#### Directions for this task
Print the data exactly, leaving nothing out.

A block of data:
------------

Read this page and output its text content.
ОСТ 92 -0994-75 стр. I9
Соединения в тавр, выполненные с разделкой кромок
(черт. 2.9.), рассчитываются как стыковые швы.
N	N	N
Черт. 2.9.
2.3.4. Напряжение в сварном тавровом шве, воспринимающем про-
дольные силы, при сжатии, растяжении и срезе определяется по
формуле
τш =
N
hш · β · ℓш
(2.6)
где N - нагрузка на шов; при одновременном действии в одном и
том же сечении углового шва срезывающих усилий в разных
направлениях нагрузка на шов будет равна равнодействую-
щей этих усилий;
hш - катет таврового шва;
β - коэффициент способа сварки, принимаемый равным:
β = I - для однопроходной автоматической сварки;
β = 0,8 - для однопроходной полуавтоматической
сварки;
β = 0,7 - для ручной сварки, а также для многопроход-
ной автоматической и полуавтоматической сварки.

------------

#### Correct result
Read this page and output its text content.
ОСТ 92 -0994-75 стр. I9
Соединения в тавр, выполненные с разделкой кромок
(черт. 2.9.), рассчитываются как стыковые швы.
N	N	N
Черт. 2.9.
2.3.4. Напряжение в сварном тавровом шве, воспринимающем про-
дольные силы, при сжатии, растяжении и срезе определяется по
формуле
τш =
N
hш · β · ℓш
(2.6)
где N - нагрузка на шов; при одновременном действии в одном и
том же сечении углового шва срезывающих усилий в разных
направлениях нагрузка на шов будет равна равнодействую-
щей этих усилий;
hш - катет таврового шва;
β - коэффициент способа сварки, принимаемый равным:
β = I - для однопроходной автоматической сварки;
β = 0,8 - для однопроходной полуавтоматической
сварки;
β = 0,7 - для ручной сварки, а также для многопроход-
ной автоматической и полуавтоматической сварки.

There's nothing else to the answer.